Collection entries
****

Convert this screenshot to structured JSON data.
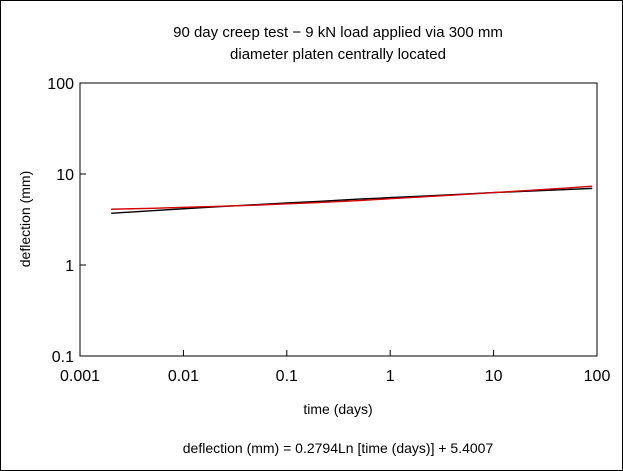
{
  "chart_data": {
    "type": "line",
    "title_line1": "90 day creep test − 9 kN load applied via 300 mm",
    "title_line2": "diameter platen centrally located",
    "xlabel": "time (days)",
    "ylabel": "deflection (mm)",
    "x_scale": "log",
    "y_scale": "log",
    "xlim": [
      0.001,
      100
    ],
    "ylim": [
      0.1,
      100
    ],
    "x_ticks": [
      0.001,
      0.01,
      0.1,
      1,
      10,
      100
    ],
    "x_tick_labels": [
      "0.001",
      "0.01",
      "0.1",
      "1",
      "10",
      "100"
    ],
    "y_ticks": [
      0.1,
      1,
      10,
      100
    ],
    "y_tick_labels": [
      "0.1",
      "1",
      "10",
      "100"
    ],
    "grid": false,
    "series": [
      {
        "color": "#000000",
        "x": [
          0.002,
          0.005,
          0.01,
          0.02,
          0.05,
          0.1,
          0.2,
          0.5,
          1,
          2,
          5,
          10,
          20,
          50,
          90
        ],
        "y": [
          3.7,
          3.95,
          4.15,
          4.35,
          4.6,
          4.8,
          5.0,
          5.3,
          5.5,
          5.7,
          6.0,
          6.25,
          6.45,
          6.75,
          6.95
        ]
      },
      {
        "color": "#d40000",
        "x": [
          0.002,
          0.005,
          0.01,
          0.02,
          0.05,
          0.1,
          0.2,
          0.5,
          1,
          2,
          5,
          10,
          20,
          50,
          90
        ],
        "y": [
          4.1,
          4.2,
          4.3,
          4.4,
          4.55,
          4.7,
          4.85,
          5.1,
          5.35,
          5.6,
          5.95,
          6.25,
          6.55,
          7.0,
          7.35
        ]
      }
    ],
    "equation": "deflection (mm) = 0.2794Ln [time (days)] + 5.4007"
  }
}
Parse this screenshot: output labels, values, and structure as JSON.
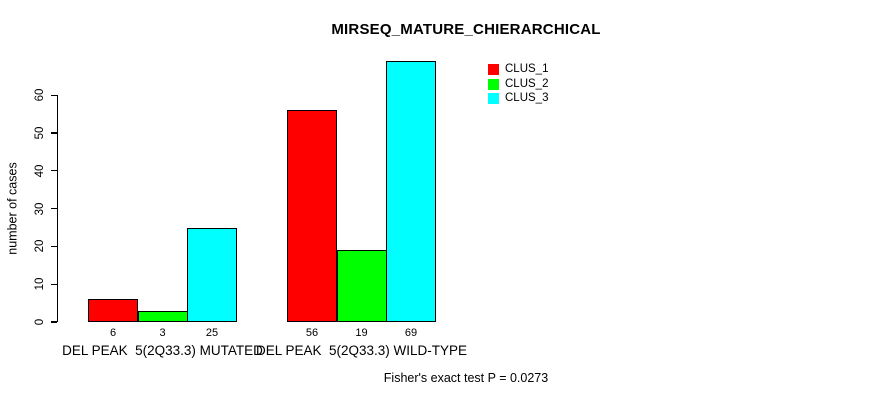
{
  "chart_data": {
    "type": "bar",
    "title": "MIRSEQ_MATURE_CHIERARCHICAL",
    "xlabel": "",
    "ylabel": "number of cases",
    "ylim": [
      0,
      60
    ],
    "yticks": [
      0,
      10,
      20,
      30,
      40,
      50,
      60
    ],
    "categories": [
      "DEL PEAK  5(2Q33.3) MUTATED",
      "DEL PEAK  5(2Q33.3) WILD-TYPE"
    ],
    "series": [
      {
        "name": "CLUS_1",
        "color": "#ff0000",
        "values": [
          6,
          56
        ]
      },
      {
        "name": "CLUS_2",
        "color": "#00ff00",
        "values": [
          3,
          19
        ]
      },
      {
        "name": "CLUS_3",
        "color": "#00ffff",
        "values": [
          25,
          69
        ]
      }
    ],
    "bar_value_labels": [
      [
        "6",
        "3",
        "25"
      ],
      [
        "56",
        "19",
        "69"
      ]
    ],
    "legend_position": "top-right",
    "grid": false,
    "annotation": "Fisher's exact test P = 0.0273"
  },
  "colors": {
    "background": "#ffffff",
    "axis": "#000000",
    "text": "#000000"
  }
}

****

**Direction**: Reproduce all of the data exactly; the pictures do not belong in the copy.

**Task solution**:
Convert this screenshot to structured JSON data.
{
  "chart_data": {
    "type": "line",
    "title_line1": "90 day creep test − 9 kN load applied via 300 mm",
    "title_line2": "diameter platen centrally located",
    "xlabel": "time (days)",
    "ylabel": "deflection (mm)",
    "x_scale": "log",
    "y_scale": "log",
    "xlim": [
      0.001,
      100
    ],
    "ylim": [
      0.1,
      100
    ],
    "x_ticks": [
      0.001,
      0.01,
      0.1,
      1,
      10,
      100
    ],
    "x_tick_labels": [
      "0.001",
      "0.01",
      "0.1",
      "1",
      "10",
      "100"
    ],
    "y_ticks": [
      0.1,
      1,
      10,
      100
    ],
    "y_tick_labels": [
      "0.1",
      "1",
      "10",
      "100"
    ],
    "grid": false,
    "series": [
      {
        "color": "#000000",
        "x": [
          0.002,
          0.005,
          0.01,
          0.02,
          0.05,
          0.1,
          0.2,
          0.5,
          1,
          2,
          5,
          10,
          20,
          50,
          90
        ],
        "y": [
          3.7,
          3.95,
          4.15,
          4.35,
          4.6,
          4.8,
          5.0,
          5.3,
          5.5,
          5.7,
          6.0,
          6.25,
          6.45,
          6.75,
          6.95
        ]
      },
      {
        "color": "#d40000",
        "x": [
          0.002,
          0.005,
          0.01,
          0.02,
          0.05,
          0.1,
          0.2,
          0.5,
          1,
          2,
          5,
          10,
          20,
          50,
          90
        ],
        "y": [
          4.1,
          4.2,
          4.3,
          4.4,
          4.55,
          4.7,
          4.85,
          5.1,
          5.35,
          5.6,
          5.95,
          6.25,
          6.55,
          7.0,
          7.35
        ]
      }
    ],
    "equation": "deflection (mm) = 0.2794Ln [time (days)] + 5.4007"
  }
}
Parse this screenshot: output labels, values, and structure as JSON.
{
  "chart_data": {
    "type": "bar",
    "title": "MIRSEQ_MATURE_CHIERARCHICAL",
    "xlabel": "",
    "ylabel": "number of cases",
    "ylim": [
      0,
      60
    ],
    "yticks": [
      0,
      10,
      20,
      30,
      40,
      50,
      60
    ],
    "categories": [
      "DEL PEAK  5(2Q33.3) MUTATED",
      "DEL PEAK  5(2Q33.3) WILD-TYPE"
    ],
    "series": [
      {
        "name": "CLUS_1",
        "color": "#ff0000",
        "values": [
          6,
          56
        ]
      },
      {
        "name": "CLUS_2",
        "color": "#00ff00",
        "values": [
          3,
          19
        ]
      },
      {
        "name": "CLUS_3",
        "color": "#00ffff",
        "values": [
          25,
          69
        ]
      }
    ],
    "bar_value_labels": [
      [
        "6",
        "3",
        "25"
      ],
      [
        "56",
        "19",
        "69"
      ]
    ],
    "legend_position": "top-right",
    "grid": false,
    "annotation": "Fisher's exact test P = 0.0273"
  },
  "colors": {
    "background": "#ffffff",
    "axis": "#000000",
    "text": "#000000"
  }
}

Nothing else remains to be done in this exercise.